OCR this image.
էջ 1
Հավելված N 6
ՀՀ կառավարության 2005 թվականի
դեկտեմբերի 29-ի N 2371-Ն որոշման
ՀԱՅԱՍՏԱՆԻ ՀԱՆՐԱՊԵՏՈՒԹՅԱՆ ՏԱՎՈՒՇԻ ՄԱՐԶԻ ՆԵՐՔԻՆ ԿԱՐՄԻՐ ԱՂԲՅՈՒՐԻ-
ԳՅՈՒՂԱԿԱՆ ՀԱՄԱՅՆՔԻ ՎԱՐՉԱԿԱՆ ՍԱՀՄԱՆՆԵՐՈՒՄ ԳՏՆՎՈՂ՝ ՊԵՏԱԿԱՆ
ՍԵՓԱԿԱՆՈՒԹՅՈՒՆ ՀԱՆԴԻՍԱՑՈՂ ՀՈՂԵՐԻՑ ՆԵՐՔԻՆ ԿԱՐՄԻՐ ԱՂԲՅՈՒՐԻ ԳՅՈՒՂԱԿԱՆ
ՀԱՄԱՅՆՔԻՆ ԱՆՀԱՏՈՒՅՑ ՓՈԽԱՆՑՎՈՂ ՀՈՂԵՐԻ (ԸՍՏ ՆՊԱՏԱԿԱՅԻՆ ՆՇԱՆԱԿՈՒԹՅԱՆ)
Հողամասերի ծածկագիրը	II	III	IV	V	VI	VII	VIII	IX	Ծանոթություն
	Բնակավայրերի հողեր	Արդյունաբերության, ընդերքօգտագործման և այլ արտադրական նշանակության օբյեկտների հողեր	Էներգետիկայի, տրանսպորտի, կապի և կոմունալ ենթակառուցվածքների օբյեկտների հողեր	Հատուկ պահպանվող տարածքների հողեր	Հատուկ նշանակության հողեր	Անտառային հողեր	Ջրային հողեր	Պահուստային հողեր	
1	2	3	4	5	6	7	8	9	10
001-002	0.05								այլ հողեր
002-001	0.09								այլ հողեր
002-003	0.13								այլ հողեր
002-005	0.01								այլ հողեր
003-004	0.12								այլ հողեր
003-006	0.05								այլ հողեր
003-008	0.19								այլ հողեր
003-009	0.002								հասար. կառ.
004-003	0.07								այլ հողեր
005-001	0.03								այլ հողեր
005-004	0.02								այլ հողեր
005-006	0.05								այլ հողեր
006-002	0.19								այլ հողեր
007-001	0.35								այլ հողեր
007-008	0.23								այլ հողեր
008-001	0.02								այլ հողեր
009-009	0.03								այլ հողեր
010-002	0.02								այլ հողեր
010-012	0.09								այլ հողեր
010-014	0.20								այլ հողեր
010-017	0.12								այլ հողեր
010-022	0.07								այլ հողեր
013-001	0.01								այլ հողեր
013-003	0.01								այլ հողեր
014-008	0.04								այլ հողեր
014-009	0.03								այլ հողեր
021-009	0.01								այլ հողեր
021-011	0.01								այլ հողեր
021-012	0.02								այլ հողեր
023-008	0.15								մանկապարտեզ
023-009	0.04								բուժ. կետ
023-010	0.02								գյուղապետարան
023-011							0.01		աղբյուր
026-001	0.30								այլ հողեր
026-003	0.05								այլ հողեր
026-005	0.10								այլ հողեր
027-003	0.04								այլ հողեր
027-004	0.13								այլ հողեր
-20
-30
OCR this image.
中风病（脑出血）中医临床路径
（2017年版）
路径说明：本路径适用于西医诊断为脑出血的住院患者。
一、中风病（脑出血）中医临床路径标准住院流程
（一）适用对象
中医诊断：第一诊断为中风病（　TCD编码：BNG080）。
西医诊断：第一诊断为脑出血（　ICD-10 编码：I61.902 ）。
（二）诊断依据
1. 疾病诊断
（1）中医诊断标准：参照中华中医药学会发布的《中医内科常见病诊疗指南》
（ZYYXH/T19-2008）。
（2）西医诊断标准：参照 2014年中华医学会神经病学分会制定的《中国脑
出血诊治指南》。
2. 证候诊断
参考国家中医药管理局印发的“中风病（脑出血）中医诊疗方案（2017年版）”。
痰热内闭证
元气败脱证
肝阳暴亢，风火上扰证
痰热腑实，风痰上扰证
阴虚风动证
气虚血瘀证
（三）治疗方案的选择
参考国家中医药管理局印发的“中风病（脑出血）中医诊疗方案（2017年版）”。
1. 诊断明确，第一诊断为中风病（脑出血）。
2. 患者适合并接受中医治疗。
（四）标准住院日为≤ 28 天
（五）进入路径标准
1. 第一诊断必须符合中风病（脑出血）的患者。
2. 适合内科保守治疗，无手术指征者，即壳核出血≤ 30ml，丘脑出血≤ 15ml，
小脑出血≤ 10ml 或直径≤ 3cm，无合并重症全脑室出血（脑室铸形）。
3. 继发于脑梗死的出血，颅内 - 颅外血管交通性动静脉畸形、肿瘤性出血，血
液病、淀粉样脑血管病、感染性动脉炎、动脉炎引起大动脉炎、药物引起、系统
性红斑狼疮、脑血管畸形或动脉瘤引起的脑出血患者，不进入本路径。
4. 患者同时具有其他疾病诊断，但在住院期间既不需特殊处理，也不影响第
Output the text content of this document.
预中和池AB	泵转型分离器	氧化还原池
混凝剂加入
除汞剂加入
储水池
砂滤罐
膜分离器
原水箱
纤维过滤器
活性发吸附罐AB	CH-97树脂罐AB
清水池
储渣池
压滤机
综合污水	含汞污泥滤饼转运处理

_____

Retype the records in full. Keep every line identical to the original.

[ANSWER]:
OCR this image.
էջ 1
Հավելված N 6
ՀՀ կառավարության 2005 թվականի
դեկտեմբերի 29-ի N 2371-Ն որոշման
ՀԱՅԱՍՏԱՆԻ ՀԱՆՐԱՊԵՏՈՒԹՅԱՆ ՏԱՎՈՒՇԻ ՄԱՐԶԻ ՆԵՐՔԻՆ ԿԱՐՄԻՐ ԱՂԲՅՈՒՐԻ-
ԳՅՈՒՂԱԿԱՆ ՀԱՄԱՅՆՔԻ ՎԱՐՉԱԿԱՆ ՍԱՀՄԱՆՆԵՐՈՒՄ ԳՏՆՎՈՂ՝ ՊԵՏԱԿԱՆ
ՍԵՓԱԿԱՆՈՒԹՅՈՒՆ ՀԱՆԴԻՍԱՑՈՂ ՀՈՂԵՐԻՑ ՆԵՐՔԻՆ ԿԱՐՄԻՐ ԱՂԲՅՈՒՐԻ ԳՅՈՒՂԱԿԱՆ
ՀԱՄԱՅՆՔԻՆ ԱՆՀԱՏՈՒՅՑ ՓՈԽԱՆՑՎՈՂ ՀՈՂԵՐԻ (ԸՍՏ ՆՊԱՏԱԿԱՅԻՆ ՆՇԱՆԱԿՈՒԹՅԱՆ)
Հողամասերի ծածկագիրը	II	III	IV	V	VI	VII	VIII	IX	Ծանոթություն
	Բնակավայրերի հողեր	Արդյունաբերության, ընդերքօգտագործման և այլ արտադրական նշանակության օբյեկտների հողեր	Էներգետիկայի, տրանսպորտի, կապի և կոմունալ ենթակառուցվածքների օբյեկտների հողեր	Հատուկ պահպանվող տարածքների հողեր	Հատուկ նշանակության հողեր	Անտառային հողեր	Ջրային հողեր	Պահուստային հողեր	
1	2	3	4	5	6	7	8	9	10
001-002	0.05								այլ հողեր
002-001	0.09								այլ հողեր
002-003	0.13								այլ հողեր
002-005	0.01								այլ հողեր
003-004	0.12								այլ հողեր
003-006	0.05								այլ հողեր
003-008	0.19								այլ հողեր
003-009	0.002								հասար. կառ.
004-003	0.07								այլ հողեր
005-001	0.03								այլ հողեր
005-004	0.02								այլ հողեր
005-006	0.05								այլ հողեր
006-002	0.19								այլ հողեր
007-001	0.35								այլ հողեր
007-008	0.23								այլ հողեր
008-001	0.02								այլ հողեր
009-009	0.03								այլ հողեր
010-002	0.02								այլ հողեր
010-012	0.09								այլ հողեր
010-014	0.20								այլ հողեր
010-017	0.12								այլ հողեր
010-022	0.07								այլ հողեր
013-001	0.01								այլ հողեր
013-003	0.01								այլ հողեր
014-008	0.04								այլ հողեր
014-009	0.03								այլ հողեր
021-009	0.01								այլ հողեր
021-011	0.01								այլ հողեր
021-012	0.02								այլ հողեր
023-008	0.15								մանկապարտեզ
023-009	0.04								բուժ. կետ
023-010	0.02								գյուղապետարան
023-011							0.01		աղբյուր
026-001	0.30								այլ հողեր
026-003	0.05								այլ հողեր
026-005	0.10								այլ հողեր
027-003	0.04								այլ հողեր
027-004	0.13								այլ հողեր
-20
-30
OCR this image.
中风病（脑出血）中医临床路径
（2017年版）
路径说明：本路径适用于西医诊断为脑出血的住院患者。
一、中风病（脑出血）中医临床路径标准住院流程
（一）适用对象
中医诊断：第一诊断为中风病（　TCD编码：BNG080）。
西医诊断：第一诊断为脑出血（　ICD-10 编码：I61.902 ）。
（二）诊断依据
1. 疾病诊断
（1）中医诊断标准：参照中华中医药学会发布的《中医内科常见病诊疗指南》
（ZYYXH/T19-2008）。
（2）西医诊断标准：参照 2014年中华医学会神经病学分会制定的《中国脑
出血诊治指南》。
2. 证候诊断
参考国家中医药管理局印发的“中风病（脑出血）中医诊疗方案（2017年版）”。
痰热内闭证
元气败脱证
肝阳暴亢，风火上扰证
痰热腑实，风痰上扰证
阴虚风动证
气虚血瘀证
（三）治疗方案的选择
参考国家中医药管理局印发的“中风病（脑出血）中医诊疗方案（2017年版）”。
1. 诊断明确，第一诊断为中风病（脑出血）。
2. 患者适合并接受中医治疗。
（四）标准住院日为≤ 28 天
（五）进入路径标准
1. 第一诊断必须符合中风病（脑出血）的患者。
2. 适合内科保守治疗，无手术指征者，即壳核出血≤ 30ml，丘脑出血≤ 15ml，
小脑出血≤ 10ml 或直径≤ 3cm，无合并重症全脑室出血（脑室铸形）。
3. 继发于脑梗死的出血，颅内 - 颅外血管交通性动静脉畸形、肿瘤性出血，血
液病、淀粉样脑血管病、感染性动脉炎、动脉炎引起大动脉炎、药物引起、系统
性红斑狼疮、脑血管畸形或动脉瘤引起的脑出血患者，不进入本路径。
4. 患者同时具有其他疾病诊断，但在住院期间既不需特殊处理，也不影响第
Output the text content of this document.
预中和池AB	泵转型分离器	氧化还原池
混凝剂加入
除汞剂加入
储水池
砂滤罐
膜分离器
原水箱
纤维过滤器
活性发吸附罐AB	CH-97树脂罐AB
清水池
储渣池
压滤机
综合污水	含汞污泥滤饼转运处理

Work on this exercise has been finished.